* begin Material for this exercise *

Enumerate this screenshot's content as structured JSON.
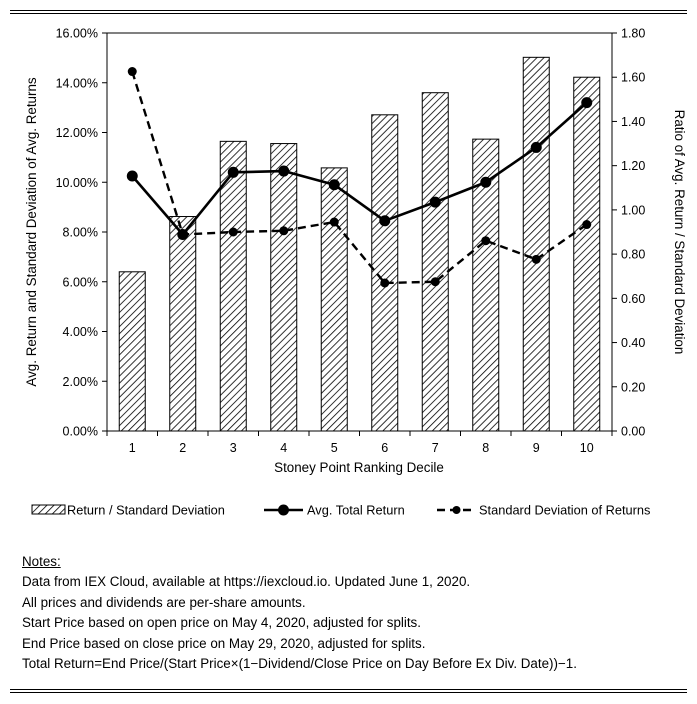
{
  "chart_data": {
    "type": "bar+line",
    "categories": [
      "1",
      "2",
      "3",
      "4",
      "5",
      "6",
      "7",
      "8",
      "9",
      "10"
    ],
    "xlabel": "Stoney Point Ranking Decile",
    "ylabel_left": "Avg. Return and Standard Deviation of Avg. Returns",
    "ylabel_right": "Ratio of Avg. Return / Standard Deviation",
    "left_axis": {
      "min": 0,
      "max": 0.16,
      "step": 0.02,
      "ticks": [
        "0.00%",
        "2.00%",
        "4.00%",
        "6.00%",
        "8.00%",
        "10.00%",
        "12.00%",
        "14.00%",
        "16.00%"
      ]
    },
    "right_axis": {
      "min": 0,
      "max": 1.8,
      "step": 0.2,
      "ticks": [
        "0.00",
        "0.20",
        "0.40",
        "0.60",
        "0.80",
        "1.00",
        "1.20",
        "1.40",
        "1.60",
        "1.80"
      ]
    },
    "series": [
      {
        "name": "Return / Standard Deviation",
        "type": "bar",
        "axis": "right",
        "pattern": "diagonal-hatch",
        "values": [
          0.72,
          0.97,
          1.31,
          1.3,
          1.19,
          1.43,
          1.53,
          1.32,
          1.69,
          1.6
        ]
      },
      {
        "name": "Avg. Total Return",
        "type": "line",
        "axis": "left",
        "style": "solid",
        "marker": "circle",
        "values": [
          0.1025,
          0.079,
          0.104,
          0.1045,
          0.099,
          0.0845,
          0.092,
          0.1,
          0.114,
          0.132
        ]
      },
      {
        "name": "Standard Deviation of Returns",
        "type": "line",
        "axis": "left",
        "style": "dashed",
        "marker": "small-dot",
        "values": [
          0.1445,
          0.079,
          0.08,
          0.0805,
          0.084,
          0.0595,
          0.06,
          0.0765,
          0.069,
          0.083
        ]
      }
    ],
    "legend": {
      "placement": "bottom"
    },
    "grid": false
  },
  "notes": {
    "heading": "Notes:",
    "lines": [
      "Data from IEX Cloud, available at https://iexcloud.io. Updated June 1, 2020.",
      "All prices and dividends are per-share amounts.",
      "Start Price based on open price on May 4, 2020, adjusted for splits.",
      "End Price based on close price on May 29, 2020, adjusted for splits.",
      "Total Return=End Price/(Start Price×(1−Dividend/Close Price on Day Before Ex Div. Date))−1."
    ]
  },
  "colors": {
    "ink": "#000000",
    "background": "#ffffff"
  }
}
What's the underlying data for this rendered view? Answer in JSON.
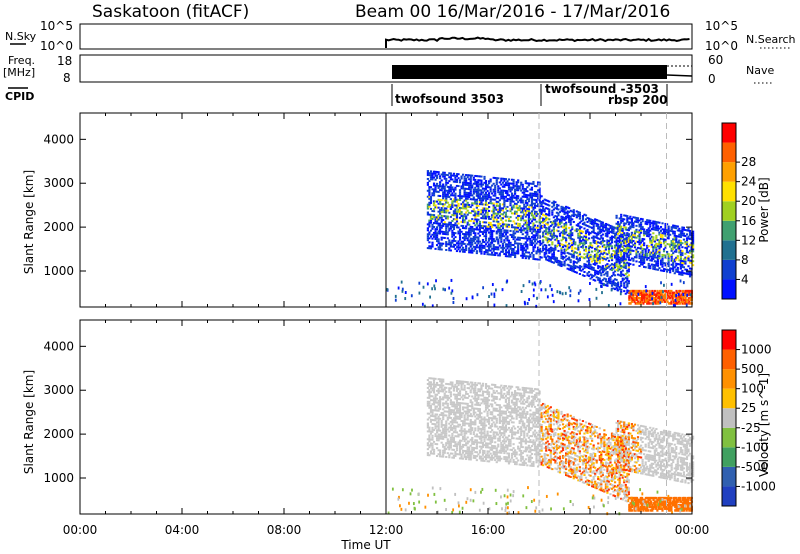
{
  "chart_data": {
    "type": "heatmap",
    "title": "Saskatoon (fitACF)",
    "subtitle": "Beam 00  16/Mar/2016 - 17/Mar/2016",
    "xlabel": "Time UT",
    "x_ticks": [
      "00:00",
      "04:00",
      "08:00",
      "12:00",
      "16:00",
      "20:00",
      "00:00"
    ],
    "x_range_hours": [
      0,
      24
    ],
    "top_panels": {
      "nsky_label": "N.Sky",
      "nsky_ticks": [
        "10^5",
        "10^0"
      ],
      "nsearch_label": "N.Search",
      "nsearch_ticks": [
        "10^5",
        "10^0"
      ],
      "freq_label": "Freq.",
      "freq_unit": "[MHz]",
      "freq_ticks": [
        "18",
        "8"
      ],
      "nave_label": "Nave",
      "nave_ticks": [
        "60",
        "0"
      ],
      "cpid_label": "CPID",
      "cpid_segments": [
        {
          "start_h": 12.0,
          "end_h": 18.0,
          "label": "twofsound 3503"
        },
        {
          "start_h": 18.0,
          "end_h": 23.0,
          "label": "twofsound -3503"
        },
        {
          "start_h": 18.0,
          "end_h": 23.0,
          "label": "rbsp 200"
        }
      ]
    },
    "power_panel": {
      "ylabel": "Slant Range [km]",
      "y_ticks": [
        1000,
        2000,
        3000,
        4000
      ],
      "ylim": [
        180,
        4600
      ],
      "colorbar_label": "Power [dB]",
      "colorbar_ticks": [
        "4",
        "8",
        "12",
        "16",
        "20",
        "24",
        "28"
      ],
      "colorbar_colors": [
        "#0010ff",
        "#1040d0",
        "#207090",
        "#40a070",
        "#a0d020",
        "#ffe000",
        "#ffa000",
        "#ff6000",
        "#ff0000"
      ]
    },
    "velocity_panel": {
      "ylabel": "Slant Range [km]",
      "y_ticks": [
        1000,
        2000,
        3000,
        4000
      ],
      "ylim": [
        180,
        4600
      ],
      "colorbar_label": "Velocity [m s^-1]",
      "colorbar_ticks": [
        "1000",
        "500",
        "100",
        "25",
        "-25",
        "-100",
        "-500",
        "-1000"
      ],
      "colorbar_colors": [
        "#2040c0",
        "#3060b0",
        "#40a060",
        "#80c040",
        "#c0c0c0",
        "#ffc000",
        "#ff9000",
        "#ff6000",
        "#ff0000"
      ]
    },
    "scatter_regions": [
      {
        "t0": 13.6,
        "t1": 18.0,
        "r0": 1500,
        "r1": 3300,
        "dr_per_h": -60
      },
      {
        "t0": 18.0,
        "t1": 21.5,
        "r0": 1300,
        "r1": 2700,
        "dr_per_h": -250
      },
      {
        "t0": 21.0,
        "t1": 24.0,
        "r0": 1200,
        "r1": 2300,
        "dr_per_h": -120
      }
    ]
  }
}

* end Material for this exercise *

• _Exercise description_: Which lines contain "name"? Copy each of them.

• _Written response_:
        "name": "Return / Standard Deviation",
        "name": "Avg. Total Return",
        "name": "Standard Deviation of Returns",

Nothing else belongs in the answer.